Texte:
Alors que les célébrations communautaires peuvent reprendre, les impératifs liés à la situation sanitaire interdisent les contacts physiques. La Pastorale des Personnes Handicapées partage une initiative pour échanger un geste de paix sans se toucher.

Un signe – ou plutôt un double signe qui n’en est qu’un – pour s’échanger en nos célébrations à venir, simple, parlant, efficace. C’est une très belle initiative née de l’expérience en temps de confinement. L’Esprit a vraiment soufflé de l’inspirer, de plus en période où les masques viennent entraver la communication.

Quel témoignage aussi car « il nous montre comment les sourds et entendants peuvent être en interaction de façon très heureuse » ! Oui, quelle richesse et force que cette langue qui devrait prendre bien plus de place dans nos pastorales et documents !

But de l'exercice: Transcrivez, s'il vous plaît, l'intégralité du texte sur le geste de paix sans contact, sans rien y modifier.

(Données de compréhension de documents)
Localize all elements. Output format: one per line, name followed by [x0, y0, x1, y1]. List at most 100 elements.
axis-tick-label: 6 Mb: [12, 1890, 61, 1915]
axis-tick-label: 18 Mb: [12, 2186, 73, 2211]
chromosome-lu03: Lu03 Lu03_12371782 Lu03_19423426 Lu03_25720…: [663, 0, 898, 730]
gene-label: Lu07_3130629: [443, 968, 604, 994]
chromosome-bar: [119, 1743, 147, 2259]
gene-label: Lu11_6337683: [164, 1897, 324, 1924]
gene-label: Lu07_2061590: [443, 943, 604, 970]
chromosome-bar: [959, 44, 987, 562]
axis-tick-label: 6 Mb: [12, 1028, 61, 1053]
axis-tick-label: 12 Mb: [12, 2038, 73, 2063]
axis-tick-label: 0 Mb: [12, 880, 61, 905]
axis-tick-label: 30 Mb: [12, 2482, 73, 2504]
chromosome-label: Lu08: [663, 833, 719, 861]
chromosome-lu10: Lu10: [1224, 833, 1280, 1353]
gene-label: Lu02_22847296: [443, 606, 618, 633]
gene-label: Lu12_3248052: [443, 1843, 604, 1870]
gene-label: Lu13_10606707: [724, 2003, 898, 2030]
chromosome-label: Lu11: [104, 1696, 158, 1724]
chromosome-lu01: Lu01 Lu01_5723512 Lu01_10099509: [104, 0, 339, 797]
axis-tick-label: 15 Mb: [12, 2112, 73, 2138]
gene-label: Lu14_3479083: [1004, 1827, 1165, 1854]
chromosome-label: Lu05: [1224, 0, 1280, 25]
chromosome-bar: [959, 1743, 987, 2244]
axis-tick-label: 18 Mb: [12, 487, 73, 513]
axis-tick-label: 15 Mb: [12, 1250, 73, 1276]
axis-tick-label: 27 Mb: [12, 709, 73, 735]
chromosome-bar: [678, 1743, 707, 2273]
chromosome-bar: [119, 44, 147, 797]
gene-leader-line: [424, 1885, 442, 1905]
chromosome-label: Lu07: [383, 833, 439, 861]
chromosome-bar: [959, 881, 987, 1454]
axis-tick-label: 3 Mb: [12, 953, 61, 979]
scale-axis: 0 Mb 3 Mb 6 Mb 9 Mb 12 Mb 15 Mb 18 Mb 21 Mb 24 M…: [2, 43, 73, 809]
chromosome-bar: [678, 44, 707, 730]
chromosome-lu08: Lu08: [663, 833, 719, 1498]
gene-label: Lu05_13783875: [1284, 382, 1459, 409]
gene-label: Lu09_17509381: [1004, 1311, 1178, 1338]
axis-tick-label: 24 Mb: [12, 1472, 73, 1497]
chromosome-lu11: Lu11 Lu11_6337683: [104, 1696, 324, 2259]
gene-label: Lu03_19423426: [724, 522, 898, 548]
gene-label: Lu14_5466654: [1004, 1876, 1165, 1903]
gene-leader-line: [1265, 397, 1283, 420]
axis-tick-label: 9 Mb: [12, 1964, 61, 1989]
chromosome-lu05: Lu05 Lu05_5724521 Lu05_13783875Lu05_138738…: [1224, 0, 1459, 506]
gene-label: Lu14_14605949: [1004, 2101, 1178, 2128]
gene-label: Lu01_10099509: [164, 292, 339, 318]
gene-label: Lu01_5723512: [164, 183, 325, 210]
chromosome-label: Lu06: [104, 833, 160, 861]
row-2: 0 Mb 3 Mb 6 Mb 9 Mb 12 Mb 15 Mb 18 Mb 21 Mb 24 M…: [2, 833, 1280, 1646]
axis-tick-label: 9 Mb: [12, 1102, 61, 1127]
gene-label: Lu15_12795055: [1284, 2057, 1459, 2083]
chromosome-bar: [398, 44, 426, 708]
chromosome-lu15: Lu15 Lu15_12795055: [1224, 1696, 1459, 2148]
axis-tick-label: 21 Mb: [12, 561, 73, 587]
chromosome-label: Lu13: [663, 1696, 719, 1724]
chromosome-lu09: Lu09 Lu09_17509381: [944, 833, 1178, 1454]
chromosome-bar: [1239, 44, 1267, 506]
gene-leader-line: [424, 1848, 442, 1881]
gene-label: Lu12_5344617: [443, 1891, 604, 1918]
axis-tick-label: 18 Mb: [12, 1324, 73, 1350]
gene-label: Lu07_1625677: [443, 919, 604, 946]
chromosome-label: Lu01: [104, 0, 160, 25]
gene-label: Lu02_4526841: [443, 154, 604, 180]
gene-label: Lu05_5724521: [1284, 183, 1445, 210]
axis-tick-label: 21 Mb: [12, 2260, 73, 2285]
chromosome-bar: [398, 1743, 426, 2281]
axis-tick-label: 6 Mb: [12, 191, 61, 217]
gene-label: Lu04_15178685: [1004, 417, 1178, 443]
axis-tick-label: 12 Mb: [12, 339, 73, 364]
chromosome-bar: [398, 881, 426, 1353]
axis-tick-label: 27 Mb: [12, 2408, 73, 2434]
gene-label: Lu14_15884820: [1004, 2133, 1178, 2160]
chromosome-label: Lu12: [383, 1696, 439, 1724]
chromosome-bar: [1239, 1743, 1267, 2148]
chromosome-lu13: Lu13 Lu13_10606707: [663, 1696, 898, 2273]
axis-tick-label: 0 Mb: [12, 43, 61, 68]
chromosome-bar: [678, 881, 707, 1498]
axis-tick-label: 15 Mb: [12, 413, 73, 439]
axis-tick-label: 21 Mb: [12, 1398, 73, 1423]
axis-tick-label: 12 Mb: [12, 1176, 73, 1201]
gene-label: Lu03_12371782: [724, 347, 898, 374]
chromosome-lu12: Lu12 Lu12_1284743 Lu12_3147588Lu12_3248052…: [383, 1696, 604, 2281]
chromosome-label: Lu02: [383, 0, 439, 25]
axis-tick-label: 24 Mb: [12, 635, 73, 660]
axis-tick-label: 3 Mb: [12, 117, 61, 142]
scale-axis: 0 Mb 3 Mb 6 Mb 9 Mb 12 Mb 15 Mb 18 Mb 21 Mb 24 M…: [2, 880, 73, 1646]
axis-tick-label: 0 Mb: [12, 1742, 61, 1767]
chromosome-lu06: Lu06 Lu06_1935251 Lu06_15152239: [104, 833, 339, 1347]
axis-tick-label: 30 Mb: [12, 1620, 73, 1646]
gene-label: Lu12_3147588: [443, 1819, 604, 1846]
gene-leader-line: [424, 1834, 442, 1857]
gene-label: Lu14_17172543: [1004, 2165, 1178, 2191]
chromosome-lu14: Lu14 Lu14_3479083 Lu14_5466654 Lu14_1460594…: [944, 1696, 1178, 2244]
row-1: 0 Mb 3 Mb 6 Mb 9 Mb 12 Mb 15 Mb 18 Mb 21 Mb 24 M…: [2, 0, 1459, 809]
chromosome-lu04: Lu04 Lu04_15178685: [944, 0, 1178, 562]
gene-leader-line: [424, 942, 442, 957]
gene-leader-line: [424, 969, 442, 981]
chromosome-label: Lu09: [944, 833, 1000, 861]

Corrigé détaillé:
Alors que les célébrations communautaires peuvent reprendre, les impératifs liés à la situation sanitaire interdisent les contacts physiques. La Pastorale des Personnes Handicapées partage une initiative pour échanger un geste de paix sans se toucher.

Un signe – ou plutôt un double signe qui n’en est qu’un – pour s’échanger en nos célébrations à venir, simple, parlant, efficace. C’est une très belle initiative née de l’expérience en temps de confinement. L’Esprit a vraiment soufflé de l’inspirer, de plus en période où les masques viennent entraver la communication.

Quel témoignage aussi car « il nous montre comment les sourds et entendants peuvent être en interaction de façon très heureuse » ! Oui, quelle richesse et force que cette langue qui devrait prendre bien plus de place dans nos pastorales et documents !